Records that describe figures
-- begin --
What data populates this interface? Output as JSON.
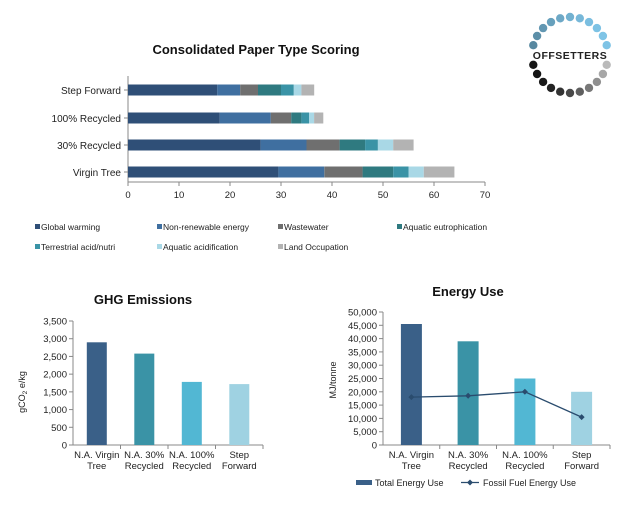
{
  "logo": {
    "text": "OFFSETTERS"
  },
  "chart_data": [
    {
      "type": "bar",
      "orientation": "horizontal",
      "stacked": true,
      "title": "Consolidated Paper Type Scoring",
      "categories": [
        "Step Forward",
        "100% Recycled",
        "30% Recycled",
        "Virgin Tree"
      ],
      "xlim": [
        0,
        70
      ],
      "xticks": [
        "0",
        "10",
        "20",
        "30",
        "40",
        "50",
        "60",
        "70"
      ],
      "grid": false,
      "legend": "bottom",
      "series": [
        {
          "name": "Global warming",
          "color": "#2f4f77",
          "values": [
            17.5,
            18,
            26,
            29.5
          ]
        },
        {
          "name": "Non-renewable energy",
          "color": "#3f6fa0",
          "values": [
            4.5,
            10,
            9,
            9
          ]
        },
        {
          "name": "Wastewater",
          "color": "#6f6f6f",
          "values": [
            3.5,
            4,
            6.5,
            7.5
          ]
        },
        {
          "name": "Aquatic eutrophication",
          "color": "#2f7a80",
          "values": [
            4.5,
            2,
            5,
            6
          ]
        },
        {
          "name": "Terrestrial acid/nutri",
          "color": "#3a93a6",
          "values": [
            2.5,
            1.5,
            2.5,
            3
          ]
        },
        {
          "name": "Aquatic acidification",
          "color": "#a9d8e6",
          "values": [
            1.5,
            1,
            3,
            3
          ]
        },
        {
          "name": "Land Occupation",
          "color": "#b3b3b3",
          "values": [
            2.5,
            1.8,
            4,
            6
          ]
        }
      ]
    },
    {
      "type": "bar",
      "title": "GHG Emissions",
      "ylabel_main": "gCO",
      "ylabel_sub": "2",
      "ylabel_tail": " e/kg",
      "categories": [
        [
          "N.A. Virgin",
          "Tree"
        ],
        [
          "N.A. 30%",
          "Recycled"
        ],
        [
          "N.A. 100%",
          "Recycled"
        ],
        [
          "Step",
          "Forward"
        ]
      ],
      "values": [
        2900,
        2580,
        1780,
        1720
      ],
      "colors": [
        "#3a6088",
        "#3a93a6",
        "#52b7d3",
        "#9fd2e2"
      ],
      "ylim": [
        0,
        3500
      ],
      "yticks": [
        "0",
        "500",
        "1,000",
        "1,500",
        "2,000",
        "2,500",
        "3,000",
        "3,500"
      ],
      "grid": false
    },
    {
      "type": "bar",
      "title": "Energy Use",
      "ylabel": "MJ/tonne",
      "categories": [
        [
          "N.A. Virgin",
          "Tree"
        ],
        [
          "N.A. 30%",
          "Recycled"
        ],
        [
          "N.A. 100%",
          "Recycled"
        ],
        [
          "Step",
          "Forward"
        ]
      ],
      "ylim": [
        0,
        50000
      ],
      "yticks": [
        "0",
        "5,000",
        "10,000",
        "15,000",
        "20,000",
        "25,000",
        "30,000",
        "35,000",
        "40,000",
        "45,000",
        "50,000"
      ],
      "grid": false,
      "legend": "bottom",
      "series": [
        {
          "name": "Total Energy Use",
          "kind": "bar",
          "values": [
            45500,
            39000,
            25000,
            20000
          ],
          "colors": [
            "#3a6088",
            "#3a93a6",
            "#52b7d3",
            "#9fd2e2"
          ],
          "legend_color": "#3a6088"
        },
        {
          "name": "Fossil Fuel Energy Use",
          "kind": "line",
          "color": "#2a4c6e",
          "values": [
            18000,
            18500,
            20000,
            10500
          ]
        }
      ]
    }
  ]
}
-- end --
-- begin --
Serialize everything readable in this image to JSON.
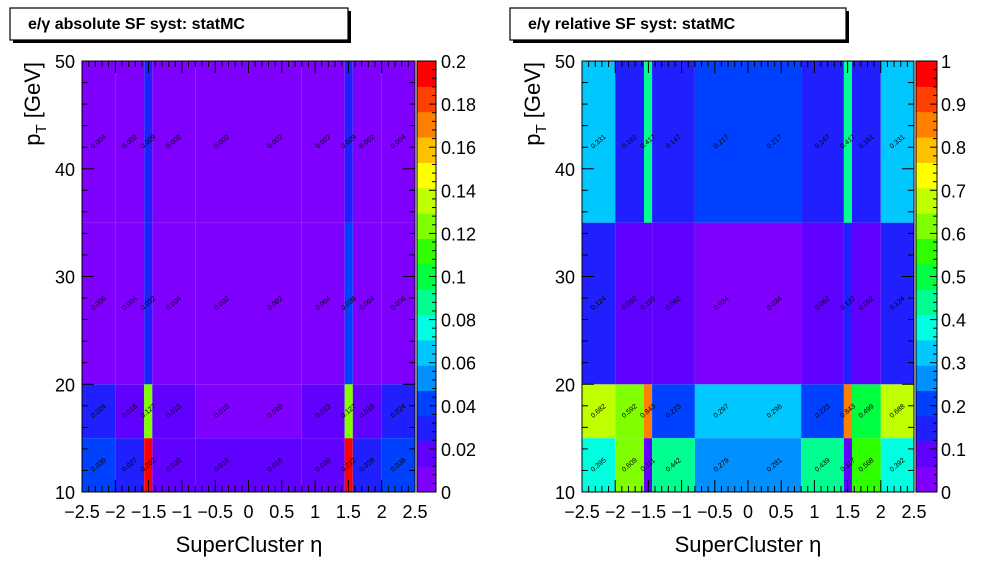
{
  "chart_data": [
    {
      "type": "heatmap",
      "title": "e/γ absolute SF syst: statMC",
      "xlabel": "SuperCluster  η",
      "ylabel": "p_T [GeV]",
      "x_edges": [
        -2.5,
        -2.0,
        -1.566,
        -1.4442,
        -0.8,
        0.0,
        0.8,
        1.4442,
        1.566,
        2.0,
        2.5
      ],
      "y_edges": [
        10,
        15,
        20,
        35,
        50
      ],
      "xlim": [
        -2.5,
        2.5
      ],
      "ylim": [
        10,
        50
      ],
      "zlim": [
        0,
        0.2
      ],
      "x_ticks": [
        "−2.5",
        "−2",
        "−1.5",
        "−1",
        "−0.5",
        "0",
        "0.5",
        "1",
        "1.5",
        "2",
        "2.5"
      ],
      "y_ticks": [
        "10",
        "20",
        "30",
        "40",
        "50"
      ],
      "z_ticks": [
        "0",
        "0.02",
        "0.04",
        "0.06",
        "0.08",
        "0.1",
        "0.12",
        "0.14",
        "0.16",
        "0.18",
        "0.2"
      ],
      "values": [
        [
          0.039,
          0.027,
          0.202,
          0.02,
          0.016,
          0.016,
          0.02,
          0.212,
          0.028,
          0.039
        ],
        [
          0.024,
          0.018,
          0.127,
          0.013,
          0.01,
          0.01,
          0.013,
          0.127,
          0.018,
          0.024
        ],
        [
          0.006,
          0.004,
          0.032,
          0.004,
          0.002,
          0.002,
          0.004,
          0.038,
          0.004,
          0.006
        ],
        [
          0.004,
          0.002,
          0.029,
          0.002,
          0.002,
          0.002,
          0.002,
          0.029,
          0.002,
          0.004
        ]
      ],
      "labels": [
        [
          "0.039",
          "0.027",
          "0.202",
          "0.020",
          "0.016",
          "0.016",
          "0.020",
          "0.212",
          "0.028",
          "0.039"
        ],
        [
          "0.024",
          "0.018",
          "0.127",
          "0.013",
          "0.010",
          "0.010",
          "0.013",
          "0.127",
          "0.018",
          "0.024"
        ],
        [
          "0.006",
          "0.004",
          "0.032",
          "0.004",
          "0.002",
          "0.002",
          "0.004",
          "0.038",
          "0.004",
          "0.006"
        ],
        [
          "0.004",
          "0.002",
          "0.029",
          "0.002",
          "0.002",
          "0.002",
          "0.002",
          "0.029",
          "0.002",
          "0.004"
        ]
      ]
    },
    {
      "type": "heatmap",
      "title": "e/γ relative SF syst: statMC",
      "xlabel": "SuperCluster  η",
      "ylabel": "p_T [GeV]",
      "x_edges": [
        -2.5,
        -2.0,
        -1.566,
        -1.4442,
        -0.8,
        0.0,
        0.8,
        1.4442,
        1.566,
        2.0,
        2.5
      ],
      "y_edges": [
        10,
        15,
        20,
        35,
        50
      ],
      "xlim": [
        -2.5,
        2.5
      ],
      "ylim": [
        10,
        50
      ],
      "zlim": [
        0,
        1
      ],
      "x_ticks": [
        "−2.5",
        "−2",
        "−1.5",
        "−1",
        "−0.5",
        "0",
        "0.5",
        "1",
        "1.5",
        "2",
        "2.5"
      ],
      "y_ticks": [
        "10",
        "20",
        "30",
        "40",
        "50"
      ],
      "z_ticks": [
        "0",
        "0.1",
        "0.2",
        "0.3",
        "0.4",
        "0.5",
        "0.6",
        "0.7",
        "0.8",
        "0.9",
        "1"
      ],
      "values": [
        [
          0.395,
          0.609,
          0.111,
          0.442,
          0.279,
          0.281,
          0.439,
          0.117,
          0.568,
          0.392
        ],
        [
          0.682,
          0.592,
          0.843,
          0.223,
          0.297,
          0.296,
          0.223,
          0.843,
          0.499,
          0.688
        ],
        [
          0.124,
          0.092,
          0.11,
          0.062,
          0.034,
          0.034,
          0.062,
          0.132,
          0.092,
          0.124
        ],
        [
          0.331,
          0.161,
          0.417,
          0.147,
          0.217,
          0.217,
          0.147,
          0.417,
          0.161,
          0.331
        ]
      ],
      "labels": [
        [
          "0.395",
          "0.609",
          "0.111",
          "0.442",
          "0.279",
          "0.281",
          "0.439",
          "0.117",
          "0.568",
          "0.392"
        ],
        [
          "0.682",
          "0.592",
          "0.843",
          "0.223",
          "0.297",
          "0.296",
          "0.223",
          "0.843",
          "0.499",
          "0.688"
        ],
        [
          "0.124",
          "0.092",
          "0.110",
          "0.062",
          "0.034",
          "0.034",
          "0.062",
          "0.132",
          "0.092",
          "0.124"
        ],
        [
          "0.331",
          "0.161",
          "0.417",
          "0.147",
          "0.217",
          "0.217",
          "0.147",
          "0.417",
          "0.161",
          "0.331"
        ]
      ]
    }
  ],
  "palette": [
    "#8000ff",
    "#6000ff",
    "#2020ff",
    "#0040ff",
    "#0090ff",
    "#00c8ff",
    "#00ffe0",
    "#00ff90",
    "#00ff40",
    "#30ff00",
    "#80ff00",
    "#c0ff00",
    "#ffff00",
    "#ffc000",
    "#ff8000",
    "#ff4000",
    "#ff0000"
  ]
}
-- end --
-- begin --
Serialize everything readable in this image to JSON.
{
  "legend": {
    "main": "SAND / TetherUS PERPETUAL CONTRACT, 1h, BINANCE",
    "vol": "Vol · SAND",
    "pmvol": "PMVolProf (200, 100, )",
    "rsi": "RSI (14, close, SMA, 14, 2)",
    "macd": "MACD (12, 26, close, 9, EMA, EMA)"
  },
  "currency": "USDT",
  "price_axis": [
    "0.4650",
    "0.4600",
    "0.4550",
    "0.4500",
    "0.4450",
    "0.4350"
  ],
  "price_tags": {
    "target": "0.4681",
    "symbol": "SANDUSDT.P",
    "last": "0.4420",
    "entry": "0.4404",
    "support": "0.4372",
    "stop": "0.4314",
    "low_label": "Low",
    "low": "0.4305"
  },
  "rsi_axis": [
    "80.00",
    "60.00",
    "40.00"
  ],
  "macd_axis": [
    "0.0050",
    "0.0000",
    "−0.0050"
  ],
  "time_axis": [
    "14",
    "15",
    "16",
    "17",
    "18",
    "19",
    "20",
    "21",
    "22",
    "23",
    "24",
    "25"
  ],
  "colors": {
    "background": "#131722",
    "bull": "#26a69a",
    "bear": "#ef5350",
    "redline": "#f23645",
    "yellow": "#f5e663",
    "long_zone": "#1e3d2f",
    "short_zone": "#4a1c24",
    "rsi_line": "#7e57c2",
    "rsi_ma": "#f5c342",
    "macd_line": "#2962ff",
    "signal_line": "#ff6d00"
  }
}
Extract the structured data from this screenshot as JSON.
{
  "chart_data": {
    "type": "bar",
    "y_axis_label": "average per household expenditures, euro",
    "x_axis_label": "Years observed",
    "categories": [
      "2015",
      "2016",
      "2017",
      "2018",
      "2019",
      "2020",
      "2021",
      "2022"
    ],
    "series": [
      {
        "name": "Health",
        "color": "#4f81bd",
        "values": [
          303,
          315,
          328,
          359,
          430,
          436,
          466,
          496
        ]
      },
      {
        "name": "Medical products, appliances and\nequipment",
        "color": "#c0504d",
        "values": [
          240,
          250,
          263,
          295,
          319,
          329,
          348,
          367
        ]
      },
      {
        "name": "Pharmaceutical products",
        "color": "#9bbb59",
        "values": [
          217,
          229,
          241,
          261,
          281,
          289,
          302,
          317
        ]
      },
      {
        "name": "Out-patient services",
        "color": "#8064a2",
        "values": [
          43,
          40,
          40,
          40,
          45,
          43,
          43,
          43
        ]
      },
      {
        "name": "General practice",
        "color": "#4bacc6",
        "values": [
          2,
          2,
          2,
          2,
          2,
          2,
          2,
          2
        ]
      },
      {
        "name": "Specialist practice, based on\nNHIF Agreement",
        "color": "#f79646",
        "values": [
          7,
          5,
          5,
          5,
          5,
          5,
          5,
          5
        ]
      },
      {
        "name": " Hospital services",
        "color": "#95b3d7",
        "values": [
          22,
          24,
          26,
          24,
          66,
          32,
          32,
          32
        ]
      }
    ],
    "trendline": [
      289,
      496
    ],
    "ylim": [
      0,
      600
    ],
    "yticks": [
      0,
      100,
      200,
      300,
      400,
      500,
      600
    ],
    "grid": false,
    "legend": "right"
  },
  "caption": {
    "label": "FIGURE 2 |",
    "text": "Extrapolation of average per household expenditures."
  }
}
-- end --
### The task
From the entries above, select each line containing the string "syst".

### Task result
      "title": "e/γ absolute SF syst: statMC",
      "title": "e/γ relative SF syst: statMC",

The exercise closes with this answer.